• [What is being asked]: Each line should be copied exactly.

begin Record set

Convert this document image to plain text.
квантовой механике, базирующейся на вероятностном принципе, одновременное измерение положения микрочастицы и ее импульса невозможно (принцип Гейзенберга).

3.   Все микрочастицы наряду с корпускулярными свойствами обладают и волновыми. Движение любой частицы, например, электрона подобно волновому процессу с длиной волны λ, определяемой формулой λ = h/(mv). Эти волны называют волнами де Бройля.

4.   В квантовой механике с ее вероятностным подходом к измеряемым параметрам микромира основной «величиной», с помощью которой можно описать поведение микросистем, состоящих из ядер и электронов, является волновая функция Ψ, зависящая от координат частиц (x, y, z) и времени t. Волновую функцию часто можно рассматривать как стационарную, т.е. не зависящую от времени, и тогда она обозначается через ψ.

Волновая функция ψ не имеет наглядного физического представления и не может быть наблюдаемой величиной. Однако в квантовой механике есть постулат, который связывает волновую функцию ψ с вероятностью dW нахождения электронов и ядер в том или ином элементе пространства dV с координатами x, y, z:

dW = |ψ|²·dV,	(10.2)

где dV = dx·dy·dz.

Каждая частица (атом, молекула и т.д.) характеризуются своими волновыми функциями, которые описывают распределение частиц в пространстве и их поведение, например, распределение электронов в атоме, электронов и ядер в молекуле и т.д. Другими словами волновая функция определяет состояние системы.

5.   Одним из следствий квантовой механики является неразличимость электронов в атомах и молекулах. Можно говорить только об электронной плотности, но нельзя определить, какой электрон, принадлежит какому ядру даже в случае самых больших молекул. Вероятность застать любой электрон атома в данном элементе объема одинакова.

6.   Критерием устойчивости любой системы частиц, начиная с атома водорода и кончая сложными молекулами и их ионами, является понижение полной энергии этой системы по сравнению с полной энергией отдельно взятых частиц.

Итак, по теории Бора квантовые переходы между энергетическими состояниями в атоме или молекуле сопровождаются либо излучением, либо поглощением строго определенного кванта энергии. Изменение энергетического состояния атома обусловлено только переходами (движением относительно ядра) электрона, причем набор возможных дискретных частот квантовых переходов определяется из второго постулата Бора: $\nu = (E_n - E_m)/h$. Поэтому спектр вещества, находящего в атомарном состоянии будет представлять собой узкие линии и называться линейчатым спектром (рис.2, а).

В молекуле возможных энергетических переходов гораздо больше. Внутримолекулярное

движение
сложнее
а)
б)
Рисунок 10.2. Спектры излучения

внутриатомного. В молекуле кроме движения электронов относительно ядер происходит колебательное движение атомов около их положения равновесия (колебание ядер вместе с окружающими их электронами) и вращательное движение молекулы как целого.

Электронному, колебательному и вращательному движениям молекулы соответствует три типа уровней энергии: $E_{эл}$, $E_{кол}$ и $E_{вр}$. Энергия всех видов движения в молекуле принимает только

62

end Record set

• [Task solution]:
Convert this document image to plain text.
квантовой механике, базирующейся на вероятностном принципе, одновременное измерение положения микрочастицы и ее импульса невозможно (принцип Гейзенберга).

3.   Все микрочастицы наряду с корпускулярными свойствами обладают и волновыми. Движение любой частицы, например, электрона подобно волновому процессу с длиной волны λ, определяемой формулой λ = h/(mv). Эти волны называют волнами де Бройля.

4.   В квантовой механике с ее вероятностным подходом к измеряемым параметрам микромира основной «величиной», с помощью которой можно описать поведение микросистем, состоящих из ядер и электронов, является волновая функция Ψ, зависящая от координат частиц (x, y, z) и времени t. Волновую функцию часто можно рассматривать как стационарную, т.е. не зависящую от времени, и тогда она обозначается через ψ.

Волновая функция ψ не имеет наглядного физического представления и не может быть наблюдаемой величиной. Однако в квантовой механике есть постулат, который связывает волновую функцию ψ с вероятностью dW нахождения электронов и ядер в том или ином элементе пространства dV с координатами x, y, z:

dW = |ψ|²·dV,	(10.2)

где dV = dx·dy·dz.

Каждая частица (атом, молекула и т.д.) характеризуются своими волновыми функциями, которые описывают распределение частиц в пространстве и их поведение, например, распределение электронов в атоме, электронов и ядер в молекуле и т.д. Другими словами волновая функция определяет состояние системы.

5.   Одним из следствий квантовой механики является неразличимость электронов в атомах и молекулах. Можно говорить только об электронной плотности, но нельзя определить, какой электрон, принадлежит какому ядру даже в случае самых больших молекул. Вероятность застать любой электрон атома в данном элементе объема одинакова.

6.   Критерием устойчивости любой системы частиц, начиная с атома водорода и кончая сложными молекулами и их ионами, является понижение полной энергии этой системы по сравнению с полной энергией отдельно взятых частиц.

Итак, по теории Бора квантовые переходы между энергетическими состояниями в атоме или молекуле сопровождаются либо излучением, либо поглощением строго определенного кванта энергии. Изменение энергетического состояния атома обусловлено только переходами (движением относительно ядра) электрона, причем набор возможных дискретных частот квантовых переходов определяется из второго постулата Бора: $\nu = (E_n - E_m)/h$. Поэтому спектр вещества, находящего в атомарном состоянии будет представлять собой узкие линии и называться линейчатым спектром (рис.2, а).

В молекуле возможных энергетических переходов гораздо больше. Внутримолекулярное

движение
сложнее
а)
б)
Рисунок 10.2. Спектры излучения

внутриатомного. В молекуле кроме движения электронов относительно ядер происходит колебательное движение атомов около их положения равновесия (колебание ядер вместе с окружающими их электронами) и вращательное движение молекулы как целого.

Электронному, колебательному и вращательному движениям молекулы соответствует три типа уровней энергии: $E_{эл}$, $E_{кол}$ и $E_{вр}$. Энергия всех видов движения в молекуле принимает только

62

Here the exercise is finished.